Task requirements
Pick out every line of the entries below where "поселение" occurs, and copy those lines.

(Stored entries)
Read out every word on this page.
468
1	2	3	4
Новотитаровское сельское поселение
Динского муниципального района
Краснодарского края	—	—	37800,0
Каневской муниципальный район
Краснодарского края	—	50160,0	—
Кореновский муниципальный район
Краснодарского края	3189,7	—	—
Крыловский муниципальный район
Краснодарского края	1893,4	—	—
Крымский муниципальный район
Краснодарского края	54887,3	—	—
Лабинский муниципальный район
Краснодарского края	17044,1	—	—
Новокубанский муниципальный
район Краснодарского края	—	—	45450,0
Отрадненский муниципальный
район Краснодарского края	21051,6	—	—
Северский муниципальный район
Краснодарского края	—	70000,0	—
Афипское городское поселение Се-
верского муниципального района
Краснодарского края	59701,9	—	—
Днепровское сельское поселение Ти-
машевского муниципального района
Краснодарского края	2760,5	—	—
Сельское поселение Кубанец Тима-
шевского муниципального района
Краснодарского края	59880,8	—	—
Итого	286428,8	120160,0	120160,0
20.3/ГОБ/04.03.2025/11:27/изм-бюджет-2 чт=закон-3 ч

Exercise output
Новотитаровское сельское поселение
Афипское городское поселение Се-
Днепровское сельское поселение Ти-
Сельское поселение Кубанец Тима-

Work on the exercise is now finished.